Schriftliche Aufgabe A: Gib bitte aus dem Text über Berlin den Abschnitt von „Unbewusst hat sich“ bis einschließlich „Nomaden auf Zwischenhalt?“ wieder und ersetze darin „Clubnacht“ durch „Partynacht“.
Schriftliche Aufgabe B: Führe den Text über Berlin im Anschluss an seinen letzten Satz weiter.

Quelle:
----------

Mietsprünge von bis zu
200  oder gar 300 Prozent
 in den letzten Jahren ebenso wie die Schwierigkeit, eine
neue Bleibe zu finden, die unseren Ansprüchen genügt und nicht wie eine
absolute Bruchbude zum Horrorpreis anmutet, erhöhen die Unsicherheit noch mehr.
Sätze wie „Ich habe sechs Monate eine neue Wohnung gesucht“ oder „Eigentlich kann
ich mir eine eigene Wohnung nicht mehr leisten, sondern sollte eher wieder in
eine WG ziehen“ gehören heute zum Standard in den meisten Cafés von Mitte über
Kreuzberg bis Neukölln. In solche Gespräche bei Espresso oder abends in einer
verrauchten Bar bei Wein oder Bier mischen sich dann noch weitere Tendenzen.

Berlin
ist oft nur eine Zwischenstation – auf Dauer

Eine davon ist das ewige
„Ich will ja auch eigentlich gar nicht hier bleiben.“ Für so viele ist Berlin nur eine Zwischenstation. So viele
kommen nur für ein bis zwei Jahre, wollen sich ein wenig austoben und dann wieder
weiterziehen. Doch die Integration dieses Satzes „Ich will ja nicht hier bleiben“ in
unser Denken und Handeln hat weitreichende Folgen. Es beeinflusst die Art, wie
Freundschaften etabliert werden. Wenige Freundschaften in Berlin scheinen Potenzial
für eine lange Zukunft zu haben, sondern basieren lediglich auf der Annahme,
dass man eben den Moment teilt. Man geht zusammen feiern, tobt sich aus und
frühstückt vielleicht noch schön.

Trotzdem sind die eigentlich so wertvollen
Freundschaftsmomente implizit immer geprägt von einer gewissen Distanz. Denn
schließlich zieht man ja irgendwann weiter und muss sich darum auch nicht
unbedingt tiefer auf das Gegenüber einlassen. Dabei merken viele gar nicht,
dass sie ihre „Feierfreunde“ schon seit Jahren kennen beziehungsweise diesen Satz schon
seit drei, vier, fünf Jahren nutzen. Er hat sich in ihr Verhalten
eingeschlichen und ist eine Ausrede für die scheinbare Ungebundenheit geworden.
Unbewusst hat sich dieses Muster auch in Liebesbeziehungen eingeschlichen. Der
One-Night-Stand nach der Clubnacht ist zur Langfrist-Beziehung des Berlin-Nomadens
geworden. Denn wer nur nach Berlin kommt, um sich auszutoben, braucht sich ja
auch nicht auf eine richtige Beziehung einzulassen. Das macht auch alles viel
einfacher: Man muss dem anderen Menschen nur für eine Nacht in die Augen
schauen und sich weder mit den Problemen des Gegenübers noch mit seinen eigenen
konfrontieren. Wer hinterfragt schon das Leben eines Nomaden auf Zwischenhalt?

----------

Bereitgestelltes Material:
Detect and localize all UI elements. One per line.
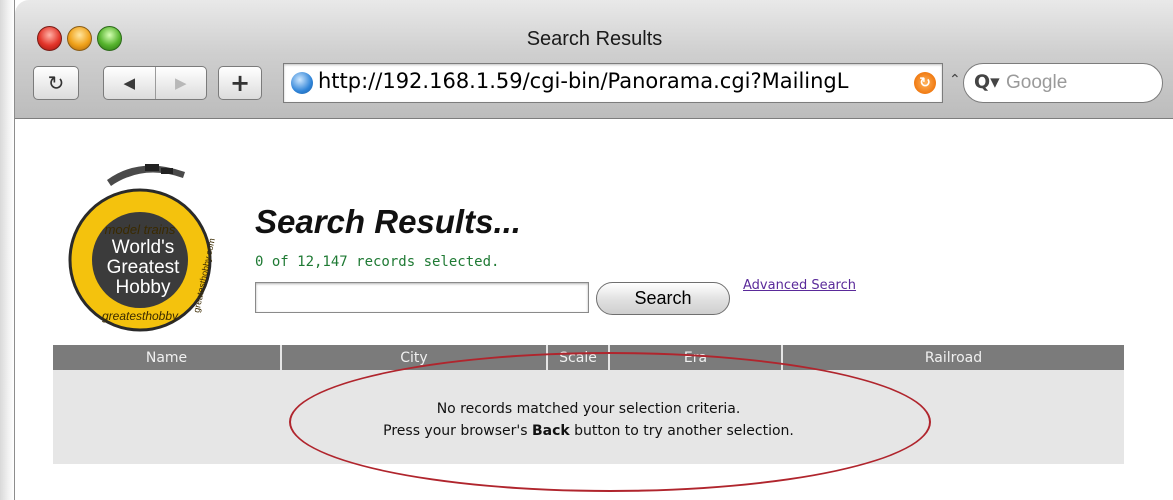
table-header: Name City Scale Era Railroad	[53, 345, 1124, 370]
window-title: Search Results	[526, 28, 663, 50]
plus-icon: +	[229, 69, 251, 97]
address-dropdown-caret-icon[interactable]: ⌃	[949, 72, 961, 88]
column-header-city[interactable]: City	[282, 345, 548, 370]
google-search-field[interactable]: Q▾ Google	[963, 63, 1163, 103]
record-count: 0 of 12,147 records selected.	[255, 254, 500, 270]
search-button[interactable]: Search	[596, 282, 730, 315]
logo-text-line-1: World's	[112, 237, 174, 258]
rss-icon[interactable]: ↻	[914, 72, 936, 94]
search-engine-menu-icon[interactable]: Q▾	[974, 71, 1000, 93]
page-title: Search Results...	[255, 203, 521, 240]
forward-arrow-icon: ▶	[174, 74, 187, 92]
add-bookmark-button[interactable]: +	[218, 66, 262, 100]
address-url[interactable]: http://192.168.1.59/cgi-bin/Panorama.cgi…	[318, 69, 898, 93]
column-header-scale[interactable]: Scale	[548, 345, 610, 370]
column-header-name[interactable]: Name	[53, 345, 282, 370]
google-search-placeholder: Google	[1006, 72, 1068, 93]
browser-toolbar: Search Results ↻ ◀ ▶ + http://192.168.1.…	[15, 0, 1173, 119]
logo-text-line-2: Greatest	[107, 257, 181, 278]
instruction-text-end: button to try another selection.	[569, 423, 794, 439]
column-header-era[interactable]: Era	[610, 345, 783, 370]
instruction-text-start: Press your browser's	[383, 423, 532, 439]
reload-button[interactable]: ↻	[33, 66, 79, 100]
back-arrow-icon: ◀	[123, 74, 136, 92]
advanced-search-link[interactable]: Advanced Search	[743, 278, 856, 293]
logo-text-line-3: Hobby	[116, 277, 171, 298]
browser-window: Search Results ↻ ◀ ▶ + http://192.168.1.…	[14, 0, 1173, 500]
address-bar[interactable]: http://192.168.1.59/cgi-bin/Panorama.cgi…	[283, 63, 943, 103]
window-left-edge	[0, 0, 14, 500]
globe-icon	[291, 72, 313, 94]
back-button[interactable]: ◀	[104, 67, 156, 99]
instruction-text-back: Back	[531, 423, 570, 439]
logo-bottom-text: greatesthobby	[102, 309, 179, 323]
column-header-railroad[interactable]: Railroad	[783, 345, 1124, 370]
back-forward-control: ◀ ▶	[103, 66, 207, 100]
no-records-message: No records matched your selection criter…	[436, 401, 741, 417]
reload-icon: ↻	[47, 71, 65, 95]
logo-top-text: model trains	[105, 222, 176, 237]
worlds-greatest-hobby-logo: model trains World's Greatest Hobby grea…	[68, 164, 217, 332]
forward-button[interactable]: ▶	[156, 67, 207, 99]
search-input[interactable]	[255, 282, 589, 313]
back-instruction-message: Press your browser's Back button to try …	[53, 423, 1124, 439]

----------

Erwartete Ausgabe A:
Unbewusst hat sich dieses Muster auch in Liebesbeziehungen eingeschlichen. Der
One-Night-Stand nach der Partynacht ist zur Langfrist-Beziehung des Berlin-Nomadens
geworden. Denn wer nur nach Berlin kommt, um sich auszutoben, braucht sich ja
auch nicht auf eine richtige Beziehung einzulassen. Das macht auch alles viel
einfacher: Man muss dem anderen Menschen nur für eine Nacht in die Augen
schauen und sich weder mit den Problemen des Gegenübers noch mit seinen eigenen
konfrontieren. Wer hinterfragt schon das Leben eines Nomaden auf Zwischenhalt?

Erwartete Ausgabe B:
Woher
kommt die Kultur der Unsicherheit?

Die Unsicherheit
schleicht sich so in unzählige Bereiche unseres Lebens ein. Dabei scheint sich
keiner in dieser Stadt mal die Frage zu stellen: Woher kommt diese Kultur der
Unsicherheit eigentlich? Wenn wir ehrlich sind und uns tief in die Augen
schauen, wissen wir eines doch: Diese Unsicherheit schafft einen Mangel an
Vertrauen!  Uns fehlt das Vertrauen, uns
geerdet und verankert zu fühlen durch eine schöne Wohnung, zuverlässige
Freundschaften und ein Fallenlassen in eine Beziehung. Der ganze Blödsinn des Non-Commitments
ist doch nur eine Ausrede, die uns in einen Teufelskreis aus Unsicherheiten
reißt.

Betrachtet man das Ganze
einmal rein anatomisch: Der Mensch steht mit beiden Beinen auf der Erde, die
ihm Kraft gibt. Nimmt man Berlin als Stadt symbolisch für die Erde, haben wir
durch die Kultur des Nomadentums eigentlich eine Mangellandschaft für
Verwurzelung geschaffen. Die Unsicherheit, die durch steigende Mietpreise und
mögliche Jobverluste droht, tut ihr übriges.

Weiter hoch gewandert am
Körper ist Sex nur zu einer kurzfristigen Ersatzbefriedigung und zu
einem Symbol des ewigen Weiterziehens geworden. Dabei verwechseln viele die
kurzfristige Befriedigung mit einer ehrlichen Sehnsucht nach Nähe und
Geborgenheit.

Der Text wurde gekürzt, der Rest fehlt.